§ **THE PROBLEM**: Give only the number of lines that contain the word "statistikkendringene".

§ **DATA LINES**:

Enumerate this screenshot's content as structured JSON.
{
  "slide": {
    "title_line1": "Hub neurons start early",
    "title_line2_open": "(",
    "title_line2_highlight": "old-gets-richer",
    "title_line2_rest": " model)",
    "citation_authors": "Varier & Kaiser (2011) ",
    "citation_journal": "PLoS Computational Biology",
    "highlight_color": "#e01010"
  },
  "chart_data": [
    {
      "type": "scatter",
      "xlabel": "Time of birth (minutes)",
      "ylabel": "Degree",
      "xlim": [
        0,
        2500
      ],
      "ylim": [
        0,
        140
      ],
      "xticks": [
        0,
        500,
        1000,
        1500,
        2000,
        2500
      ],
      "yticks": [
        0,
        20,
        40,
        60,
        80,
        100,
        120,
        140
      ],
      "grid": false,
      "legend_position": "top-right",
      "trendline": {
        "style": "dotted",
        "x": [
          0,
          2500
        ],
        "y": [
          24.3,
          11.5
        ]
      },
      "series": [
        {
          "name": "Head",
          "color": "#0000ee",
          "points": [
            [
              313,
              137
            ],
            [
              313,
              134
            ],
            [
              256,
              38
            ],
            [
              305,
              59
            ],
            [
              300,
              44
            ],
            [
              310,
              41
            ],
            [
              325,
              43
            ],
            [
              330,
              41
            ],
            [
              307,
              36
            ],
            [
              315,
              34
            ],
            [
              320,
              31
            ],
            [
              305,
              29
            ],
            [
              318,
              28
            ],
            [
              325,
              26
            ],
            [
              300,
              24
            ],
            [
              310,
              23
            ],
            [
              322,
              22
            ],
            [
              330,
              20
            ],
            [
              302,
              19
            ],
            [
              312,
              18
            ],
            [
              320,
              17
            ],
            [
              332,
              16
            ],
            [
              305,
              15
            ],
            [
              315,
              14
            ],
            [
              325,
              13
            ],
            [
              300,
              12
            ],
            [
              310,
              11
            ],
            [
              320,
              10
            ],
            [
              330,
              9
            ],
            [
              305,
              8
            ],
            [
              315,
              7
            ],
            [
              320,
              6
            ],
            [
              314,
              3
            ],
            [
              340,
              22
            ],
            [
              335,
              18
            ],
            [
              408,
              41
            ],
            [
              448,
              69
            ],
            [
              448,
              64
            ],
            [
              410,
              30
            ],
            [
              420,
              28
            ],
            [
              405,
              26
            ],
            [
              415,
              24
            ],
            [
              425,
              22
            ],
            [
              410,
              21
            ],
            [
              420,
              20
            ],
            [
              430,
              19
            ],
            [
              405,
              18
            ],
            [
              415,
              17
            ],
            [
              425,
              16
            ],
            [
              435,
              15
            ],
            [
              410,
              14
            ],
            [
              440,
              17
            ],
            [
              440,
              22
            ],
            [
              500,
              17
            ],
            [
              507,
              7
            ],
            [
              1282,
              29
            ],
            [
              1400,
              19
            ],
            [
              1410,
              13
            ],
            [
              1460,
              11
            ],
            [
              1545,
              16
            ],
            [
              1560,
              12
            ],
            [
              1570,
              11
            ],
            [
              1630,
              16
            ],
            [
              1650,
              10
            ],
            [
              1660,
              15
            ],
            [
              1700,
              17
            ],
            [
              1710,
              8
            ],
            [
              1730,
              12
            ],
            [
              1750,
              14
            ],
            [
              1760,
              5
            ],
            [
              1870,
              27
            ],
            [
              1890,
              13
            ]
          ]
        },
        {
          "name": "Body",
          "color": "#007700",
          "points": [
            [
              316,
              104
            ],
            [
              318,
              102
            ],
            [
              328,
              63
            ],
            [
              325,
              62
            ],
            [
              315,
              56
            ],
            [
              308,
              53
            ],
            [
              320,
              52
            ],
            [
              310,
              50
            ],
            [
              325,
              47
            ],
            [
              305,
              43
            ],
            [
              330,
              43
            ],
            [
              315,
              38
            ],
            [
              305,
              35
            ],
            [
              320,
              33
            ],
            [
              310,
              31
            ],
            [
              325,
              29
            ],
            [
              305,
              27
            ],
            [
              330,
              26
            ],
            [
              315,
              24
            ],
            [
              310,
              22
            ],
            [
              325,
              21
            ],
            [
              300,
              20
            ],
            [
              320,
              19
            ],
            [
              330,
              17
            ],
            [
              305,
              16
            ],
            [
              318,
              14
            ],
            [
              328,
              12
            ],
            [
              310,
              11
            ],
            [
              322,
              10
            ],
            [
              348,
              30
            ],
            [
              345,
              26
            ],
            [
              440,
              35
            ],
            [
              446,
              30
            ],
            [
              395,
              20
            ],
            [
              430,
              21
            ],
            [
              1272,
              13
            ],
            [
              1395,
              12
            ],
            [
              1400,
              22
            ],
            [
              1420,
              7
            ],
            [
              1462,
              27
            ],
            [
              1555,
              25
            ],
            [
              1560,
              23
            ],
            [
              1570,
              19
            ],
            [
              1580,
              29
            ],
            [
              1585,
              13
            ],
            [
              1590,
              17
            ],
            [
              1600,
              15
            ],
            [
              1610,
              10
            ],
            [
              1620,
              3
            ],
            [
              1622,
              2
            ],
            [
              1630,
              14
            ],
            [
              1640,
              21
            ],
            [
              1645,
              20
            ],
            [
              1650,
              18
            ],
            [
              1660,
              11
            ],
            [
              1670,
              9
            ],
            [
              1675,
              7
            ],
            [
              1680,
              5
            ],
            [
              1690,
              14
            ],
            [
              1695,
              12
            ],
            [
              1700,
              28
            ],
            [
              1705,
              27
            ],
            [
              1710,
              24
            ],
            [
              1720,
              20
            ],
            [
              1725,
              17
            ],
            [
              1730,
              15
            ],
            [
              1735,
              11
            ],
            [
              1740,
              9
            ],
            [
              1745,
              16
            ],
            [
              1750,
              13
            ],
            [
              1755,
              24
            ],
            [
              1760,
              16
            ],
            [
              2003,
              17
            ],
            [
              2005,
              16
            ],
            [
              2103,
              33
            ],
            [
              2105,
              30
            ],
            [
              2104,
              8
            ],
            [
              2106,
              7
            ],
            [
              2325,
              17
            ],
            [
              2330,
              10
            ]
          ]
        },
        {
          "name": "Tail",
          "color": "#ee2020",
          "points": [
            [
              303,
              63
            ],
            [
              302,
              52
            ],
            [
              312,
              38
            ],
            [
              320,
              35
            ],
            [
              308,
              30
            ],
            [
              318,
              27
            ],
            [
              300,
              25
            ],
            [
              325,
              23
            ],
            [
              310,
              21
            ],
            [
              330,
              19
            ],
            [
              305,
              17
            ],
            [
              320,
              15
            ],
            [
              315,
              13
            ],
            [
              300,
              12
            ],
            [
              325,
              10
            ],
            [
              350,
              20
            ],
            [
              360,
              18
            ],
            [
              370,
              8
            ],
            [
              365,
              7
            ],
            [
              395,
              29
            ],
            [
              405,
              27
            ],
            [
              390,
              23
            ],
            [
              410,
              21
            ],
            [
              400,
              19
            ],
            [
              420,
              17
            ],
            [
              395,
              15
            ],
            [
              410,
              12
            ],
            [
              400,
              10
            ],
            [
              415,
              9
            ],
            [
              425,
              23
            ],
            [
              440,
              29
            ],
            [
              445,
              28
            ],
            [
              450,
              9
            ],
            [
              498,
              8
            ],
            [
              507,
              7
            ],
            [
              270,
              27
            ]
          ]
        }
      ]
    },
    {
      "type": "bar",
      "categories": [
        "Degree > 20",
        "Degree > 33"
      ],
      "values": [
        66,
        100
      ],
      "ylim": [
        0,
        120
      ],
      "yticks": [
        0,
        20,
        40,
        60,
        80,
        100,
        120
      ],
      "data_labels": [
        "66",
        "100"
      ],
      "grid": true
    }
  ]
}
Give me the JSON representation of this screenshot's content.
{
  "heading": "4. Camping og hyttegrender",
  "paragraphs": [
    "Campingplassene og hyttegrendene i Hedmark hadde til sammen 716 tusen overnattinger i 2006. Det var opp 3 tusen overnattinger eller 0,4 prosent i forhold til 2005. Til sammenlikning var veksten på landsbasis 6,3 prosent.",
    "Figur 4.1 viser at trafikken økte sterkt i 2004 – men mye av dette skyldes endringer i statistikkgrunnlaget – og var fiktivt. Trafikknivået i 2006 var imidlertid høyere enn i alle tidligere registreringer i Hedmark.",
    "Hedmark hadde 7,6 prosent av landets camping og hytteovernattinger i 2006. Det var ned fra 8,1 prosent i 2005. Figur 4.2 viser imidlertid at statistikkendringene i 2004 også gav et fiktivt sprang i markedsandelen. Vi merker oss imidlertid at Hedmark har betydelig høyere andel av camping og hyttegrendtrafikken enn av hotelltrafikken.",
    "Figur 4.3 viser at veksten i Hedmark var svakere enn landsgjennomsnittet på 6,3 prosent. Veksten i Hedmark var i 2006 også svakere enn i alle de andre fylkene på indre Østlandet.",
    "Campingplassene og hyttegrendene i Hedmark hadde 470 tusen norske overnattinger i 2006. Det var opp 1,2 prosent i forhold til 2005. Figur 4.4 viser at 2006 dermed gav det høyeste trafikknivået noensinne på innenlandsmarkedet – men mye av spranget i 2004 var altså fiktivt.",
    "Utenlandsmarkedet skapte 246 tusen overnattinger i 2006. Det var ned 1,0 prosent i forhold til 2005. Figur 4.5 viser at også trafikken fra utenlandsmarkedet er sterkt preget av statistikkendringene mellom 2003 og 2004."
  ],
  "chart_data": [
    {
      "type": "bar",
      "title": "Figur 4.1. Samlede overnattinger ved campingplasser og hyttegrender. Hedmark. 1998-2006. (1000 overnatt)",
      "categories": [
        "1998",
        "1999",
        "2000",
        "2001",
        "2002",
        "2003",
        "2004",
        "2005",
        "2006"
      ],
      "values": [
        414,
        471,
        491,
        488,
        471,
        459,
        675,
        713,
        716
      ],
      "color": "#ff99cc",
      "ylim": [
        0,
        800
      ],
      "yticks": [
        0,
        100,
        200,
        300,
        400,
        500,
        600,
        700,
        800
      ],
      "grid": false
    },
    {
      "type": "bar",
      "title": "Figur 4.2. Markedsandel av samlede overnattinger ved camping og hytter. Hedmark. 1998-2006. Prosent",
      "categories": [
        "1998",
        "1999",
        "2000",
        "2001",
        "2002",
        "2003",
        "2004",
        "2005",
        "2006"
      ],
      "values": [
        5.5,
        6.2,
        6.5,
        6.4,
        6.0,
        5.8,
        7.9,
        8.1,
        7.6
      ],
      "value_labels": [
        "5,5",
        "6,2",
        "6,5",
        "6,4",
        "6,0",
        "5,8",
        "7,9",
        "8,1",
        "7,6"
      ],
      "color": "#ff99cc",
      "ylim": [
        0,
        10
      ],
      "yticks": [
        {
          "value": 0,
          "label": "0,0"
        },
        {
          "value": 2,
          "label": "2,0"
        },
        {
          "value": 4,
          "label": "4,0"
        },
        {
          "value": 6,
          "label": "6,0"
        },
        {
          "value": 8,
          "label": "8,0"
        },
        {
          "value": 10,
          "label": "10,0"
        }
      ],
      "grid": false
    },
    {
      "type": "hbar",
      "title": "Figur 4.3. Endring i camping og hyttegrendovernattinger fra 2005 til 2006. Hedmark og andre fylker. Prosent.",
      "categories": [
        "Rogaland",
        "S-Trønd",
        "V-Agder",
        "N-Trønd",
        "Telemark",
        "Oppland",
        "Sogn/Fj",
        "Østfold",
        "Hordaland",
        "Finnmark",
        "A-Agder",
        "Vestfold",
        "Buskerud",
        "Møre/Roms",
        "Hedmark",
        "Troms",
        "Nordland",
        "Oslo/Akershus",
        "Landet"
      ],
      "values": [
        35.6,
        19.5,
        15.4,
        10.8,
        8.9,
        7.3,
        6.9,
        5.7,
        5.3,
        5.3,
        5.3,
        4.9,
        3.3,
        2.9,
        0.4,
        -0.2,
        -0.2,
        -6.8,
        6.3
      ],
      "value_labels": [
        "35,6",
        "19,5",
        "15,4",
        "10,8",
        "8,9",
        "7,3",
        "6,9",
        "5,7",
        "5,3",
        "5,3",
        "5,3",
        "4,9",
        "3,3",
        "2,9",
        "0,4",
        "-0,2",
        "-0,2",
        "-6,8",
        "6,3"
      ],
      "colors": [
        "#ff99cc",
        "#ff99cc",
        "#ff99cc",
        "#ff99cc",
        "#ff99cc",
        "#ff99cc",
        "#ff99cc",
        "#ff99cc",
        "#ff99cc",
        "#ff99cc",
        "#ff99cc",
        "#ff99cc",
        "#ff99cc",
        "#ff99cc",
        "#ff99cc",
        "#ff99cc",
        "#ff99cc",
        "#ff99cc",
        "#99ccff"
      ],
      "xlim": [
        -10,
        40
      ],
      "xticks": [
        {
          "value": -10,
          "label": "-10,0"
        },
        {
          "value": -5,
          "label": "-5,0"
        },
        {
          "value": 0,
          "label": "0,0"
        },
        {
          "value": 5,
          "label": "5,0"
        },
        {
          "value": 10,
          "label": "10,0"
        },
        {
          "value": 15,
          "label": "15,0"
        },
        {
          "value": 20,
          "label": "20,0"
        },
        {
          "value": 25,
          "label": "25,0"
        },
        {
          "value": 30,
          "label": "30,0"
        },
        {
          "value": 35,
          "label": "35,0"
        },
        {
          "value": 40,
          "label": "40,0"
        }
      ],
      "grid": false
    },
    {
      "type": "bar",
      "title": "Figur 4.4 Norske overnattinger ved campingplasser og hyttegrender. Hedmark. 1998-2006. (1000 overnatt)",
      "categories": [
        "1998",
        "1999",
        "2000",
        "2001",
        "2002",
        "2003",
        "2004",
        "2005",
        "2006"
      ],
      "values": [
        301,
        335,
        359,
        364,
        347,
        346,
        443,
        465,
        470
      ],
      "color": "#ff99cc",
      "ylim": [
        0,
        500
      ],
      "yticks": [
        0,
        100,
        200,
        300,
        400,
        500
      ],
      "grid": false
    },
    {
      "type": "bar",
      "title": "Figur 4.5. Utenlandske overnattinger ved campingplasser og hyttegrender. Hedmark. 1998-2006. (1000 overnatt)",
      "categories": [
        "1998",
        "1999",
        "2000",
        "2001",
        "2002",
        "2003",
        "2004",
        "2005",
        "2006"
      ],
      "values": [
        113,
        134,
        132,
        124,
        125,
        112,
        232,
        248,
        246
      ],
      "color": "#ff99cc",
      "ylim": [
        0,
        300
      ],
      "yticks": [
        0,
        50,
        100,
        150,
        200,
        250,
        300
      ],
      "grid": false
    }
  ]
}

§ **THE COMPLETED TASK**: 2